## What this task involves
Determine how many lines contain the string "Statistics", then reply with that figure only.

• • •

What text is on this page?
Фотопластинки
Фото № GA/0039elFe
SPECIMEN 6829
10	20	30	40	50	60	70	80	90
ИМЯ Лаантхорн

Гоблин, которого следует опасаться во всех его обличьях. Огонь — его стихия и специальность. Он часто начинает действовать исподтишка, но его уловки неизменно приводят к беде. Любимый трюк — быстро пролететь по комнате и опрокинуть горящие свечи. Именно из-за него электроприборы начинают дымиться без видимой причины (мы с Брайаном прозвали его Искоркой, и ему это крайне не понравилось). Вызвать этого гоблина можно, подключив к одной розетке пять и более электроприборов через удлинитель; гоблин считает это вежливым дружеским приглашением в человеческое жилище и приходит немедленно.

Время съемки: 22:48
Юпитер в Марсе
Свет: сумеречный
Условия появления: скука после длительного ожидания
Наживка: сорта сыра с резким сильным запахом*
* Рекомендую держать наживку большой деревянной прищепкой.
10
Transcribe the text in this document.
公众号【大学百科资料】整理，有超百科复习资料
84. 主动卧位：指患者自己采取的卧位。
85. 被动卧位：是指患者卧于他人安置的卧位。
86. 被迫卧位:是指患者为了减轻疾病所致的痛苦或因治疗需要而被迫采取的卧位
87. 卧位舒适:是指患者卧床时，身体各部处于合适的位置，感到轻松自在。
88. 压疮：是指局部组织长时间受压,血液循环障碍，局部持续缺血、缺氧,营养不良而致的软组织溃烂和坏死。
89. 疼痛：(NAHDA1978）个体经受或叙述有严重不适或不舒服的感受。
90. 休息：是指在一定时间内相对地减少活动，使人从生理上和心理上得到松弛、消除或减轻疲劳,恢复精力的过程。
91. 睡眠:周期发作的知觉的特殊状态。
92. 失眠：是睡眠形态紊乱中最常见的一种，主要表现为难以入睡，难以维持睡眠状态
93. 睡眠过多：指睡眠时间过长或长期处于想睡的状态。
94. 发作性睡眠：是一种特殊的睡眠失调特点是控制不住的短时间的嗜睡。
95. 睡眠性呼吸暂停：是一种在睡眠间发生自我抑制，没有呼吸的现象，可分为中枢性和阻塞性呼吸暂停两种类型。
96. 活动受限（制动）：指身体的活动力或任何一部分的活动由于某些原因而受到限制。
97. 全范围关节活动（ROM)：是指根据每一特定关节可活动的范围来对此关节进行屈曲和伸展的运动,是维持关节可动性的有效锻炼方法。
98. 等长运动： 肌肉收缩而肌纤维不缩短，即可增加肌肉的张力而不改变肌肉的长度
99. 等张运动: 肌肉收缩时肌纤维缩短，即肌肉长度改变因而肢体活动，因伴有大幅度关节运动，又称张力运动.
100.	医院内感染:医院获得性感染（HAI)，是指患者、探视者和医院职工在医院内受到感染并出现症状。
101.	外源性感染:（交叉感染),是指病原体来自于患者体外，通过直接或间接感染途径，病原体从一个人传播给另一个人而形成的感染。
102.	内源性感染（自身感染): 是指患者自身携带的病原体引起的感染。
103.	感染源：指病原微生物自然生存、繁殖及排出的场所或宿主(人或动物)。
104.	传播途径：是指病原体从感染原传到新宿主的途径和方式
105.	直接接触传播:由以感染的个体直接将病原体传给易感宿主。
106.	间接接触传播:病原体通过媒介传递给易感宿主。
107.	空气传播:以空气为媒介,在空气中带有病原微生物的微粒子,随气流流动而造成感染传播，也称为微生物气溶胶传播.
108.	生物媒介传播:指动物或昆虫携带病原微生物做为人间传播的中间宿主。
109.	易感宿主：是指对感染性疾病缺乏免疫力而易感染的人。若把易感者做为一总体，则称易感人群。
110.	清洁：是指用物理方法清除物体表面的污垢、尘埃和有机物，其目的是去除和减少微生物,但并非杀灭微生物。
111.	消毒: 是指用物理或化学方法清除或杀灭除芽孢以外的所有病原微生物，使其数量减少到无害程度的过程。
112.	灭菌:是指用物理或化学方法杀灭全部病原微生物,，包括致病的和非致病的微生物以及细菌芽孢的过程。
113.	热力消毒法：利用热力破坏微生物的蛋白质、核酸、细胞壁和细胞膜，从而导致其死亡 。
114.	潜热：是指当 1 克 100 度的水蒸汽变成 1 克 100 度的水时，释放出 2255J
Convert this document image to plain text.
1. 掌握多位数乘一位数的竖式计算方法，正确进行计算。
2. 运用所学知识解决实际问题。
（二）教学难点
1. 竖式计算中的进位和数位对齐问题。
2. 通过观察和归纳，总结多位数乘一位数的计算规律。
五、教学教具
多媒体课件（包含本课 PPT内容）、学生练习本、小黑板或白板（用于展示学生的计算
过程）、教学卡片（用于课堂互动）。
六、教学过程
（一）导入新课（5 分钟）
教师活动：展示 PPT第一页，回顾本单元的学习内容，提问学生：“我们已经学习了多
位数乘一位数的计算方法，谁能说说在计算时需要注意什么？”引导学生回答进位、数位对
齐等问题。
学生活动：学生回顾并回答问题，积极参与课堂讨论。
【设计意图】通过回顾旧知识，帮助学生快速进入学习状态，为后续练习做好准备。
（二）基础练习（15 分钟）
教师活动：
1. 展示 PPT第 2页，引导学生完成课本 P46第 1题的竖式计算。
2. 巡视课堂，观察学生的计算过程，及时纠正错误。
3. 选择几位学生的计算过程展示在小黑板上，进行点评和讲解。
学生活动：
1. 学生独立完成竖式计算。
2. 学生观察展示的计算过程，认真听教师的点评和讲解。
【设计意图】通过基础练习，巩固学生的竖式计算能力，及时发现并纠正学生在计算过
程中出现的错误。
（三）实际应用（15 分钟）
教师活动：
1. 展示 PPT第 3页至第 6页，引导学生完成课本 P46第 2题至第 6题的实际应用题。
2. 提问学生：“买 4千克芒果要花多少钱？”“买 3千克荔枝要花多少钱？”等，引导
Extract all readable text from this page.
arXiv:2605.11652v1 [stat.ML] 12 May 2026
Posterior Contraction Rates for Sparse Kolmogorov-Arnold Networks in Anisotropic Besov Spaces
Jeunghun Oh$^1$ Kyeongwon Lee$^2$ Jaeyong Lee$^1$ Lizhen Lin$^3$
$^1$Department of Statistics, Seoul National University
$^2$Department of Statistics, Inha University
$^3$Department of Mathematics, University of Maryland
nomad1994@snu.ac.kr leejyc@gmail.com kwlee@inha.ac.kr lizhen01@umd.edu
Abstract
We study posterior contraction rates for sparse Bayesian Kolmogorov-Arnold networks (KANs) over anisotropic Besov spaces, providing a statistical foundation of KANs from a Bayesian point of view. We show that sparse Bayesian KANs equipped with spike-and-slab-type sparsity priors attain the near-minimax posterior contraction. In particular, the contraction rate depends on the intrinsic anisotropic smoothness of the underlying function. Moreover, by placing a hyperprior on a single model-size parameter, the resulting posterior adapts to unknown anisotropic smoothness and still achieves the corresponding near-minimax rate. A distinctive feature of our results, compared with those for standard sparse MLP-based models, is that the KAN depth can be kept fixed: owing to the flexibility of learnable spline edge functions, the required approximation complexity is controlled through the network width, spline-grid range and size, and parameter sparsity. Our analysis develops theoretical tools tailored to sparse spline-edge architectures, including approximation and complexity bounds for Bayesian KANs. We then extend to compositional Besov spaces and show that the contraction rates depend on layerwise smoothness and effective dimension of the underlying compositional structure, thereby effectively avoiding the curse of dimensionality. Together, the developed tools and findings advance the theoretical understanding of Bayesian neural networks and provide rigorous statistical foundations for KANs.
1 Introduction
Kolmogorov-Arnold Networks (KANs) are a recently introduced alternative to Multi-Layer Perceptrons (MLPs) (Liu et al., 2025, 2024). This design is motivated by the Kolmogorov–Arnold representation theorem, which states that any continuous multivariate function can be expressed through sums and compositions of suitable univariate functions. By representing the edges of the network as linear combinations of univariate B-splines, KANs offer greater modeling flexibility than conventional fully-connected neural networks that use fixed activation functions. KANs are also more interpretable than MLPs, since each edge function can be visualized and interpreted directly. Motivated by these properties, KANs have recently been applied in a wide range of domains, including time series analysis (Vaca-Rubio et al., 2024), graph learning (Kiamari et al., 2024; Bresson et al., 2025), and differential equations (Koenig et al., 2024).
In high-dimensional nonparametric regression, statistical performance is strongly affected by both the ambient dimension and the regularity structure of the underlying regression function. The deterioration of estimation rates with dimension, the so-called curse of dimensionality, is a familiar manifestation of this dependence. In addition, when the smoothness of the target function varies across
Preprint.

• • •

## The answer
2